--- Records shown ---

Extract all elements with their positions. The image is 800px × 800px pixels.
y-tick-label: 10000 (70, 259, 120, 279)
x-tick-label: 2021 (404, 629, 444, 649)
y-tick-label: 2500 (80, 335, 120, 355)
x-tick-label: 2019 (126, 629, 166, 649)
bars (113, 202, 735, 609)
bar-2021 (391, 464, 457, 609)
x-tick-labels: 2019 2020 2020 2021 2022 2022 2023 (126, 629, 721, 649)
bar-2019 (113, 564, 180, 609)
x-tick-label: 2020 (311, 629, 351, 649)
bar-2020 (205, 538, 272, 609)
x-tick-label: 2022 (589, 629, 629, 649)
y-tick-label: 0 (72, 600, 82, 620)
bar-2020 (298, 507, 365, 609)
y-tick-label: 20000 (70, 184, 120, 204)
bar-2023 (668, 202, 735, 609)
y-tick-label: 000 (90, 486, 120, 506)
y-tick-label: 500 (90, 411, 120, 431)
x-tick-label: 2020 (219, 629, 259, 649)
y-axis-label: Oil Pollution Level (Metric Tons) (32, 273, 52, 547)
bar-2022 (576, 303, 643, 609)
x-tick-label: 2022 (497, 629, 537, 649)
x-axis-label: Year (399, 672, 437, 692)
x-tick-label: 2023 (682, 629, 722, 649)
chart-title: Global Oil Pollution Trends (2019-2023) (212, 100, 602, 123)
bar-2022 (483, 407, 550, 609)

--- Exercise objective ---
Rename "Oil Pollution Level" to "Oil Spill Volume" throughout the entries above, and reproduce them with nothing else changed.

--- Exercise output ---
Extract all elements with their positions. The image is 800px × 800px pixels.
y-tick-label: 10000 (70, 259, 120, 279)
x-tick-label: 2021 (404, 629, 444, 649)
y-tick-label: 2500 (80, 335, 120, 355)
x-tick-label: 2019 (126, 629, 166, 649)
bars (113, 202, 735, 609)
bar-2021 (391, 464, 457, 609)
x-tick-labels: 2019 2020 2020 2021 2022 2022 2023 (126, 629, 721, 649)
bar-2019 (113, 564, 180, 609)
x-tick-label: 2020 (311, 629, 351, 649)
bar-2020 (205, 538, 272, 609)
x-tick-label: 2022 (589, 629, 629, 649)
y-tick-label: 0 (72, 600, 82, 620)
bar-2020 (298, 507, 365, 609)
y-tick-label: 20000 (70, 184, 120, 204)
bar-2023 (668, 202, 735, 609)
y-tick-label: 000 (90, 486, 120, 506)
y-tick-label: 500 (90, 411, 120, 431)
x-tick-label: 2020 (219, 629, 259, 649)
y-axis-label: Oil Spill Volume (Metric Tons) (32, 273, 52, 547)
bar-2022 (576, 303, 643, 609)
x-tick-label: 2022 (497, 629, 537, 649)
x-axis-label: Year (399, 672, 437, 692)
x-tick-label: 2023 (682, 629, 722, 649)
chart-title: Global Oil Pollution Trends (2019-2023) (212, 100, 602, 123)
bar-2022 (483, 407, 550, 609)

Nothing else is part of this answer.